[WRITTEN PROBLEM] Images appear in the records below; leave them out and repeat everything else exactly.

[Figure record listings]
■ ■ ■ ■

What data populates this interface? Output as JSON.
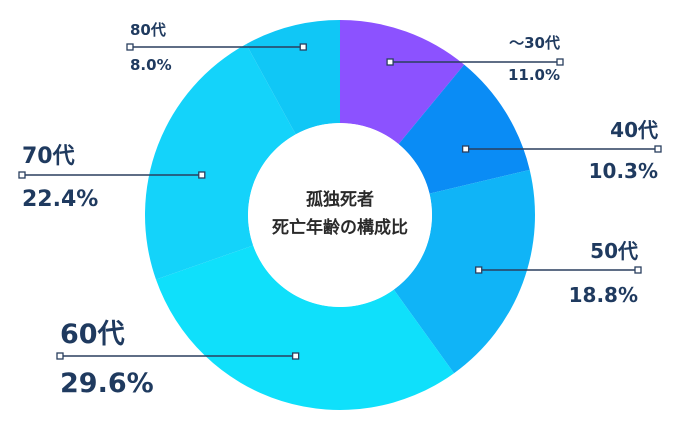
{
  "chart_data": {
    "type": "pie",
    "title": "孤独死者\n死亡年齢の構成比",
    "center_title_lines": [
      "孤独死者",
      "死亡年齢の構成比"
    ],
    "slices": [
      {
        "label": "〜30代",
        "value": 11.0,
        "value_label": "11.0%",
        "color": "#8c52ff"
      },
      {
        "label": "40代",
        "value": 10.3,
        "value_label": "10.3%",
        "color": "#0a8cf5"
      },
      {
        "label": "50代",
        "value": 18.8,
        "value_label": "18.8%",
        "color": "#10b4f7"
      },
      {
        "label": "60代",
        "value": 29.6,
        "value_label": "29.6%",
        "color": "#0fe0fb"
      },
      {
        "label": "70代",
        "value": 22.4,
        "value_label": "22.4%",
        "color": "#14d3fa"
      },
      {
        "label": "80代",
        "value": 8.0,
        "value_label": "8.0%",
        "color": "#10c7f6"
      }
    ],
    "legend": "none"
  }
}
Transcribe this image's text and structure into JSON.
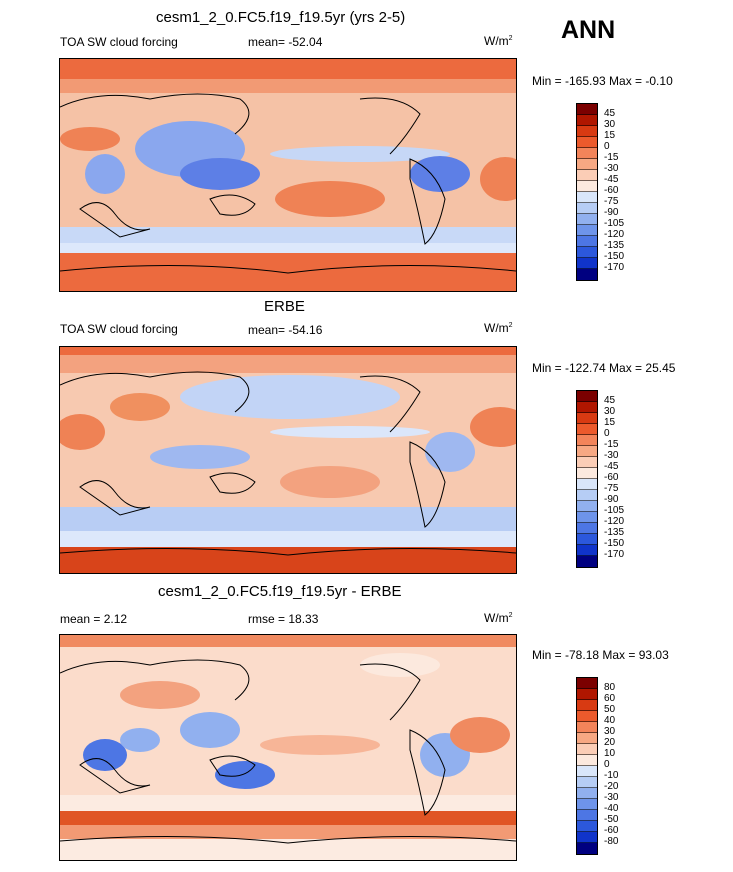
{
  "season": "ANN",
  "panels": [
    {
      "title": "cesm1_2_0.FC5.f19_f19.5yr (yrs 2-5)",
      "left_label": "TOA SW cloud forcing",
      "stat_label": "mean= -52.04",
      "units": "W/m",
      "units_sup": "2",
      "minmax": "Min = -165.93 Max =  -0.10",
      "colorbar": {
        "labels": [
          "45",
          "30",
          "15",
          "0",
          "-15",
          "-30",
          "-45",
          "-60",
          "-75",
          "-90",
          "-105",
          "-120",
          "-135",
          "-150",
          "-170"
        ],
        "colors": [
          "#7b0000",
          "#b01600",
          "#d83a12",
          "#ec5a2c",
          "#f3845a",
          "#f7a883",
          "#fbcdb6",
          "#fce9de",
          "#d9e6fa",
          "#b6cdf5",
          "#91b0ef",
          "#6e94ea",
          "#4d76e4",
          "#2c58dc",
          "#1034ca",
          "#000080"
        ]
      }
    },
    {
      "title": "ERBE",
      "left_label": "TOA SW cloud forcing",
      "stat_label": "mean= -54.16",
      "units": "W/m",
      "units_sup": "2",
      "minmax": "Min = -122.74 Max =  25.45",
      "colorbar": {
        "labels": [
          "45",
          "30",
          "15",
          "0",
          "-15",
          "-30",
          "-45",
          "-60",
          "-75",
          "-90",
          "-105",
          "-120",
          "-135",
          "-150",
          "-170"
        ],
        "colors": [
          "#7b0000",
          "#b01600",
          "#d83a12",
          "#ec5a2c",
          "#f3845a",
          "#f7a883",
          "#fbcdb6",
          "#fce9de",
          "#d9e6fa",
          "#b6cdf5",
          "#91b0ef",
          "#6e94ea",
          "#4d76e4",
          "#2c58dc",
          "#1034ca",
          "#000080"
        ]
      }
    },
    {
      "title": "cesm1_2_0.FC5.f19_f19.5yr - ERBE",
      "left_label": "mean =   2.12",
      "stat_label": "rmse =  18.33",
      "units": "W/m",
      "units_sup": "2",
      "minmax": "Min = -78.18 Max =  93.03",
      "colorbar": {
        "labels": [
          "80",
          "60",
          "50",
          "40",
          "30",
          "20",
          "10",
          "0",
          "-10",
          "-20",
          "-30",
          "-40",
          "-50",
          "-60",
          "-80"
        ],
        "colors": [
          "#7b0000",
          "#b01600",
          "#d83a12",
          "#ec5a2c",
          "#f3845a",
          "#f7a883",
          "#fbcdb6",
          "#fce9de",
          "#d9e6fa",
          "#b6cdf5",
          "#91b0ef",
          "#6e94ea",
          "#4d76e4",
          "#2c58dc",
          "#1034ca",
          "#000080"
        ]
      }
    }
  ]
}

■ ■ ■ ■

[EXERCISE ANSWER]
What data populates this interface? Output as JSON.
{
  "chart_data": {
    "type": "pie",
    "title": "孤独死者\n死亡年齢の構成比",
    "center_title_lines": [
      "孤独死者",
      "死亡年齢の構成比"
    ],
    "slices": [
      {
        "label": "〜30代",
        "value": 11.0,
        "value_label": "11.0%",
        "color": "#8c52ff"
      },
      {
        "label": "40代",
        "value": 10.3,
        "value_label": "10.3%",
        "color": "#0a8cf5"
      },
      {
        "label": "50代",
        "value": 18.8,
        "value_label": "18.8%",
        "color": "#10b4f7"
      },
      {
        "label": "60代",
        "value": 29.6,
        "value_label": "29.6%",
        "color": "#0fe0fb"
      },
      {
        "label": "70代",
        "value": 22.4,
        "value_label": "22.4%",
        "color": "#14d3fa"
      },
      {
        "label": "80代",
        "value": 8.0,
        "value_label": "8.0%",
        "color": "#10c7f6"
      }
    ],
    "legend": "none"
  }
}
Transcribe this image's text and structure into JSON.
{
  "season": "ANN",
  "panels": [
    {
      "title": "cesm1_2_0.FC5.f19_f19.5yr (yrs 2-5)",
      "left_label": "TOA SW cloud forcing",
      "stat_label": "mean= -52.04",
      "units": "W/m",
      "units_sup": "2",
      "minmax": "Min = -165.93 Max =  -0.10",
      "colorbar": {
        "labels": [
          "45",
          "30",
          "15",
          "0",
          "-15",
          "-30",
          "-45",
          "-60",
          "-75",
          "-90",
          "-105",
          "-120",
          "-135",
          "-150",
          "-170"
        ],
        "colors": [
          "#7b0000",
          "#b01600",
          "#d83a12",
          "#ec5a2c",
          "#f3845a",
          "#f7a883",
          "#fbcdb6",
          "#fce9de",
          "#d9e6fa",
          "#b6cdf5",
          "#91b0ef",
          "#6e94ea",
          "#4d76e4",
          "#2c58dc",
          "#1034ca",
          "#000080"
        ]
      }
    },
    {
      "title": "ERBE",
      "left_label": "TOA SW cloud forcing",
      "stat_label": "mean= -54.16",
      "units": "W/m",
      "units_sup": "2",
      "minmax": "Min = -122.74 Max =  25.45",
      "colorbar": {
        "labels": [
          "45",
          "30",
          "15",
          "0",
          "-15",
          "-30",
          "-45",
          "-60",
          "-75",
          "-90",
          "-105",
          "-120",
          "-135",
          "-150",
          "-170"
        ],
        "colors": [
          "#7b0000",
          "#b01600",
          "#d83a12",
          "#ec5a2c",
          "#f3845a",
          "#f7a883",
          "#fbcdb6",
          "#fce9de",
          "#d9e6fa",
          "#b6cdf5",
          "#91b0ef",
          "#6e94ea",
          "#4d76e4",
          "#2c58dc",
          "#1034ca",
          "#000080"
        ]
      }
    },
    {
      "title": "cesm1_2_0.FC5.f19_f19.5yr - ERBE",
      "left_label": "mean =   2.12",
      "stat_label": "rmse =  18.33",
      "units": "W/m",
      "units_sup": "2",
      "minmax": "Min = -78.18 Max =  93.03",
      "colorbar": {
        "labels": [
          "80",
          "60",
          "50",
          "40",
          "30",
          "20",
          "10",
          "0",
          "-10",
          "-20",
          "-30",
          "-40",
          "-50",
          "-60",
          "-80"
        ],
        "colors": [
          "#7b0000",
          "#b01600",
          "#d83a12",
          "#ec5a2c",
          "#f3845a",
          "#f7a883",
          "#fbcdb6",
          "#fce9de",
          "#d9e6fa",
          "#b6cdf5",
          "#91b0ef",
          "#6e94ea",
          "#4d76e4",
          "#2c58dc",
          "#1034ca",
          "#000080"
        ]
      }
    }
  ]
}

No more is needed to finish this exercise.